• **Given instruction**
Reproduce every line of the records below word for word.

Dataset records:
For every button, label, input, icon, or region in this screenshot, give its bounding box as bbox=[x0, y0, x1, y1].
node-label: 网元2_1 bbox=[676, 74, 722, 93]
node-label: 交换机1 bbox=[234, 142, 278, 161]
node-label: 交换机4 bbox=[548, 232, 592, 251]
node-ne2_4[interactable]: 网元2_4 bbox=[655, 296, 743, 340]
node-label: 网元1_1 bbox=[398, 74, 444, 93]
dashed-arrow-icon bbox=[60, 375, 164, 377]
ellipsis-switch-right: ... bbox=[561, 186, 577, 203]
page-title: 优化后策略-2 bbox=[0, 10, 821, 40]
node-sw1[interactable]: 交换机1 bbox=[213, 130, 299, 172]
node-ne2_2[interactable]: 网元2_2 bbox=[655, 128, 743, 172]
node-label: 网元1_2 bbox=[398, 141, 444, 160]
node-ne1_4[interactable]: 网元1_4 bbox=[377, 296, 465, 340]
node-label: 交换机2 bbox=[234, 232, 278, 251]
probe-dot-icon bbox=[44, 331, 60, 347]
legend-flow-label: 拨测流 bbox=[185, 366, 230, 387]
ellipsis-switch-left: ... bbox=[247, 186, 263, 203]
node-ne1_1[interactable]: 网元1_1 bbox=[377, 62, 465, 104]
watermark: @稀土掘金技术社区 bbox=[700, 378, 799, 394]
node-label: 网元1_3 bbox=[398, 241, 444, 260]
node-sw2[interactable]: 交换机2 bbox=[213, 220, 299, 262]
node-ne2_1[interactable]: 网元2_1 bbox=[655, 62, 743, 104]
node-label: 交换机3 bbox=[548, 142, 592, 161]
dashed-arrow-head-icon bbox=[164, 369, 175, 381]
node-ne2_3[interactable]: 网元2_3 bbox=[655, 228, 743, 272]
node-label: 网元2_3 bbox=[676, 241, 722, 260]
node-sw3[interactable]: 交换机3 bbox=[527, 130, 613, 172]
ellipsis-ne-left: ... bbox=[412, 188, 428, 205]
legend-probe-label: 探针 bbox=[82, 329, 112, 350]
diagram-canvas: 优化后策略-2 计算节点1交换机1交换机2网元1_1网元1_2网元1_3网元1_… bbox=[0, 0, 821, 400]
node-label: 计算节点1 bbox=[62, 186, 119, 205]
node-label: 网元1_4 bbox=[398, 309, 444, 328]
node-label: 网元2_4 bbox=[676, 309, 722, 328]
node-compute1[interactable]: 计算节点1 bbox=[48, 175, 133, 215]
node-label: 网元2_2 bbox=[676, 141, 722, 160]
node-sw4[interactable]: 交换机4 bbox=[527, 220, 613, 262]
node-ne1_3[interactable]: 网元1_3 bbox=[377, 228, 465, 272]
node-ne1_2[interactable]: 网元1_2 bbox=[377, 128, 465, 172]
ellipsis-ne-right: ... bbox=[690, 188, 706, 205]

• **Exercise answer**
For every button, label, input, icon, or region in this screenshot, give its bounding box as bbox=[x0, y0, x1, y1].
node-label: 网元2_1 bbox=[676, 74, 722, 93]
node-label: 交换机1 bbox=[234, 142, 278, 161]
node-label: 交换机4 bbox=[548, 232, 592, 251]
node-ne2_4[interactable]: 网元2_4 bbox=[655, 296, 743, 340]
node-label: 网元1_1 bbox=[398, 74, 444, 93]
dashed-arrow-icon bbox=[60, 375, 164, 377]
ellipsis-switch-right: ... bbox=[561, 186, 577, 203]
page-title: 优化后策略-2 bbox=[0, 10, 821, 40]
node-sw1[interactable]: 交换机1 bbox=[213, 130, 299, 172]
node-ne2_2[interactable]: 网元2_2 bbox=[655, 128, 743, 172]
node-label: 网元1_2 bbox=[398, 141, 444, 160]
node-ne1_4[interactable]: 网元1_4 bbox=[377, 296, 465, 340]
node-label: 交换机2 bbox=[234, 232, 278, 251]
probe-dot-icon bbox=[44, 331, 60, 347]
legend-flow-label: 拨测流 bbox=[185, 366, 230, 387]
ellipsis-switch-left: ... bbox=[247, 186, 263, 203]
node-ne1_1[interactable]: 网元1_1 bbox=[377, 62, 465, 104]
watermark: @稀土掘金技术社区 bbox=[700, 378, 799, 394]
node-label: 网元1_3 bbox=[398, 241, 444, 260]
node-sw2[interactable]: 交换机2 bbox=[213, 220, 299, 262]
node-ne2_1[interactable]: 网元2_1 bbox=[655, 62, 743, 104]
node-label: 交换机3 bbox=[548, 142, 592, 161]
dashed-arrow-head-icon bbox=[164, 369, 175, 381]
node-ne2_3[interactable]: 网元2_3 bbox=[655, 228, 743, 272]
node-label: 网元2_3 bbox=[676, 241, 722, 260]
node-sw3[interactable]: 交换机3 bbox=[527, 130, 613, 172]
ellipsis-ne-left: ... bbox=[412, 188, 428, 205]
legend-probe-label: 探针 bbox=[82, 329, 112, 350]
diagram-canvas: 优化后策略-2 计算节点1交换机1交换机2网元1_1网元1_2网元1_3网元1_… bbox=[0, 0, 821, 400]
node-label: 计算节点1 bbox=[62, 186, 119, 205]
node-label: 网元1_4 bbox=[398, 309, 444, 328]
node-label: 网元2_4 bbox=[676, 309, 722, 328]
node-compute1[interactable]: 计算节点1 bbox=[48, 175, 133, 215]
node-label: 网元2_2 bbox=[676, 141, 722, 160]
node-sw4[interactable]: 交换机4 bbox=[527, 220, 613, 262]
node-ne1_3[interactable]: 网元1_3 bbox=[377, 228, 465, 272]
node-ne1_2[interactable]: 网元1_2 bbox=[377, 128, 465, 172]
ellipsis-ne-right: ... bbox=[690, 188, 706, 205]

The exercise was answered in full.